§ **Stated goal**
Only a number is wanted: how many lines in these records contain the word "號令修正總部第"?

•••••

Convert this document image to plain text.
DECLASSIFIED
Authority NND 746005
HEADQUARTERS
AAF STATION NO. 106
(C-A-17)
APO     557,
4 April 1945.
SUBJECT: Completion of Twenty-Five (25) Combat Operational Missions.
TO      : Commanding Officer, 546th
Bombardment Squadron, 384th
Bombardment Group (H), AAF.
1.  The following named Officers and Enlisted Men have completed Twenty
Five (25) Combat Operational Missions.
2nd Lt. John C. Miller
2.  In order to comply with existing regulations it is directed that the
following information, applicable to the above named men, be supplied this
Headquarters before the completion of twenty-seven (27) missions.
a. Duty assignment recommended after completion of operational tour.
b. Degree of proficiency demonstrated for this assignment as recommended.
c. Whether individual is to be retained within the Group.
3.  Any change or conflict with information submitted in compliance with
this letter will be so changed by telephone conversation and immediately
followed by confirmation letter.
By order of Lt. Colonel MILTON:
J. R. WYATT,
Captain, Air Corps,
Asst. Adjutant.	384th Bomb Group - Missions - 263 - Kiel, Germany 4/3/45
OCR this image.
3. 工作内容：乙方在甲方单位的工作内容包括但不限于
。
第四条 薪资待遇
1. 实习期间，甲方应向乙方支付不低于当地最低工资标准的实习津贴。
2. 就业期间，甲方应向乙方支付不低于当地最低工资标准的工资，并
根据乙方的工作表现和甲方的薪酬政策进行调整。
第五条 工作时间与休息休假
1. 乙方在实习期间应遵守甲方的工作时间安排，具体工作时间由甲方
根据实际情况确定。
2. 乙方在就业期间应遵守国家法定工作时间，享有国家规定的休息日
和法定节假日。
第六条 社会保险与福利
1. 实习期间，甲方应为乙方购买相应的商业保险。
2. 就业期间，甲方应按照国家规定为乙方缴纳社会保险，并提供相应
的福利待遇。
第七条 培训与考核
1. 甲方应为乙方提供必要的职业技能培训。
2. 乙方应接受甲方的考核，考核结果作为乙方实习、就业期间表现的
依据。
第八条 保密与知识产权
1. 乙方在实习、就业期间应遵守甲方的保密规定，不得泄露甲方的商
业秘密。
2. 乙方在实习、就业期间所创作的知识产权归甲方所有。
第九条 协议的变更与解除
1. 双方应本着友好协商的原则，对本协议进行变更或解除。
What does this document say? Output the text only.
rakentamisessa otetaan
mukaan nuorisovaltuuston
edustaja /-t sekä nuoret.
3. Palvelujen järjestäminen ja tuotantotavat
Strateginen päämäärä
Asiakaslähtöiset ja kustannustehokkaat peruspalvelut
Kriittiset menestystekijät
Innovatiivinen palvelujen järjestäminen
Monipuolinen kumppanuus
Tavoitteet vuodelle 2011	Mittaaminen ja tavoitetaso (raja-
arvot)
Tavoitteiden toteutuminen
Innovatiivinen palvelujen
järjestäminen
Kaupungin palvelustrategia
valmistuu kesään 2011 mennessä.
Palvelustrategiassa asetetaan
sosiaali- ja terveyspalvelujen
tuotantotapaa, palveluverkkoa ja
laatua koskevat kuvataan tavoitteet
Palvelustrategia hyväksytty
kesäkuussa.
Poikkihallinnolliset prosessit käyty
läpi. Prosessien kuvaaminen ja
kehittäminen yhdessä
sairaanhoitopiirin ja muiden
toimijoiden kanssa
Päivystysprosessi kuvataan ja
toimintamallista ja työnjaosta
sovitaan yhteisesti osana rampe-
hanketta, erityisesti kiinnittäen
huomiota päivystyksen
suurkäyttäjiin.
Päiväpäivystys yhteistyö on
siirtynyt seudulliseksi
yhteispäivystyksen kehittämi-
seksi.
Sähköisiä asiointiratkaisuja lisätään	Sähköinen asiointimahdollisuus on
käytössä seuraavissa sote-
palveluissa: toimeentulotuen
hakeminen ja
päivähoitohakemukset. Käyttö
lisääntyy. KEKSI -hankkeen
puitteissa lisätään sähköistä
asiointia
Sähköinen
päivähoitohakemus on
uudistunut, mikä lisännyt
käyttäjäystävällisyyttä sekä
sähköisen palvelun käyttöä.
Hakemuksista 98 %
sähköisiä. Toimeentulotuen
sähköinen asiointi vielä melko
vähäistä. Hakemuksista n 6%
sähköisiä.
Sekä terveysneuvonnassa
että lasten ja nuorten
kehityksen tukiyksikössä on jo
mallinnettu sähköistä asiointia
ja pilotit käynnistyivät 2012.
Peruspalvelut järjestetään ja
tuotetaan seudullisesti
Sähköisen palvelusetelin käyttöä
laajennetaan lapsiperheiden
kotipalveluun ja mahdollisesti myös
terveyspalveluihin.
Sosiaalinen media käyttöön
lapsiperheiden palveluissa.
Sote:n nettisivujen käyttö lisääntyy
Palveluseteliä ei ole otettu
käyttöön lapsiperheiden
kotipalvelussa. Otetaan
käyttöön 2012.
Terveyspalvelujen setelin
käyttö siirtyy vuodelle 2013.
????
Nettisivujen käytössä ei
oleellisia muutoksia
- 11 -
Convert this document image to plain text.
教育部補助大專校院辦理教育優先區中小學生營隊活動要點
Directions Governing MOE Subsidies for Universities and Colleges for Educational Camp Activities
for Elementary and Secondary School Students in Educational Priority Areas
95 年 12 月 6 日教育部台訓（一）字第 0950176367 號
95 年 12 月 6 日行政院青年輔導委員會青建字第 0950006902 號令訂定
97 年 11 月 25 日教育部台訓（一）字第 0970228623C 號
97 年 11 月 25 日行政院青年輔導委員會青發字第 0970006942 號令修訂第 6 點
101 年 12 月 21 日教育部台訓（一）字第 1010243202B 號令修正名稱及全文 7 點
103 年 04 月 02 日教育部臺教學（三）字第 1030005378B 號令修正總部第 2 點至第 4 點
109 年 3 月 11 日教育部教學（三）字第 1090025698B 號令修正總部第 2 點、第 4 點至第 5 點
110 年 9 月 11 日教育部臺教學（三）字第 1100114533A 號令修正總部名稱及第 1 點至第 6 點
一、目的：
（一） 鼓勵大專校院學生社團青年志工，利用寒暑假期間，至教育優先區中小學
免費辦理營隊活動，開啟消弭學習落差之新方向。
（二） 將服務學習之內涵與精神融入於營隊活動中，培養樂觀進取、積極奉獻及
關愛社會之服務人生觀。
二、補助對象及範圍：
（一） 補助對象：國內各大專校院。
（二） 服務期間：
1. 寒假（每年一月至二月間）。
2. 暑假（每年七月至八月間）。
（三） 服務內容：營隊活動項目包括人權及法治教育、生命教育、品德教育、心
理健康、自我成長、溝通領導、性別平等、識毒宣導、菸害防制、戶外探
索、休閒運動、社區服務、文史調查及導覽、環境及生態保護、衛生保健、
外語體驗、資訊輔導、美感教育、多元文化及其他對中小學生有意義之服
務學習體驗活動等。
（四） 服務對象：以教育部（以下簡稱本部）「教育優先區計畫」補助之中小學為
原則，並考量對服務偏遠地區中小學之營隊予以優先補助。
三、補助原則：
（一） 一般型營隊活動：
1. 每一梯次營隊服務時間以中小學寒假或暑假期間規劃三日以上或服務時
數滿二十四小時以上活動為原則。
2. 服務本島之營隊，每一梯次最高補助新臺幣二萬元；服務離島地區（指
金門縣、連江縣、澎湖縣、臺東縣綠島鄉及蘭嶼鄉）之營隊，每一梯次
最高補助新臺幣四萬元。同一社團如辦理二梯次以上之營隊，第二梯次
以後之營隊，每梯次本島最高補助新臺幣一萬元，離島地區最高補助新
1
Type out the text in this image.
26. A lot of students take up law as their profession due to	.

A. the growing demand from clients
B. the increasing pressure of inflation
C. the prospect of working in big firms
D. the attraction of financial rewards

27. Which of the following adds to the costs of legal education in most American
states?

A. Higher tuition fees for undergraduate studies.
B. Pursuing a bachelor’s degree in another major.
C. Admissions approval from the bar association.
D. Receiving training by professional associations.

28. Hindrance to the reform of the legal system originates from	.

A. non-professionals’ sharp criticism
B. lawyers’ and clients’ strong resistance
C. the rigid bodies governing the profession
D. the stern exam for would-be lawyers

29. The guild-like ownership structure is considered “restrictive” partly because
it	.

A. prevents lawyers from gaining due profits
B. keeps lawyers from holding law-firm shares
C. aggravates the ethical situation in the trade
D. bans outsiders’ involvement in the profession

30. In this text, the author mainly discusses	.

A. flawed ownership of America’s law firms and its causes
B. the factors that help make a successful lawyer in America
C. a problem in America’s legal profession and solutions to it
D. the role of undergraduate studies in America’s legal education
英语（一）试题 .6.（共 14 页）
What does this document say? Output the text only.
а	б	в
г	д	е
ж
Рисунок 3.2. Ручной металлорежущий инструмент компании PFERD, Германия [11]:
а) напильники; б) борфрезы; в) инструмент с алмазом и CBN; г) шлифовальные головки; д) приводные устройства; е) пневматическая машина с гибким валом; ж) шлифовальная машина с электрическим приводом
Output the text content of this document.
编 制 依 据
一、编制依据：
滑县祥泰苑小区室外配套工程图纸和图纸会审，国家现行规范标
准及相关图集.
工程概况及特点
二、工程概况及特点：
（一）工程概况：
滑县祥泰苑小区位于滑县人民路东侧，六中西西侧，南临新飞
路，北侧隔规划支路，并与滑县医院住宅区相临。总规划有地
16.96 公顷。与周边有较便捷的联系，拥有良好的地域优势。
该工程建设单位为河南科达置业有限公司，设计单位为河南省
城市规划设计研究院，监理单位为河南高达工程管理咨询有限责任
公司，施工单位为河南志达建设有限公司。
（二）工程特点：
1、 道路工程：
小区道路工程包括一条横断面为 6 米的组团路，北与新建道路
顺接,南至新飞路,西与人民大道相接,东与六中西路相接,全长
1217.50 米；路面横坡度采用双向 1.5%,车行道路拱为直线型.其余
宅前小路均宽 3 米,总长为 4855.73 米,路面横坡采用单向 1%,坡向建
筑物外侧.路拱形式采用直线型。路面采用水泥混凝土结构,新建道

•••••

§ **Solution to this task**
2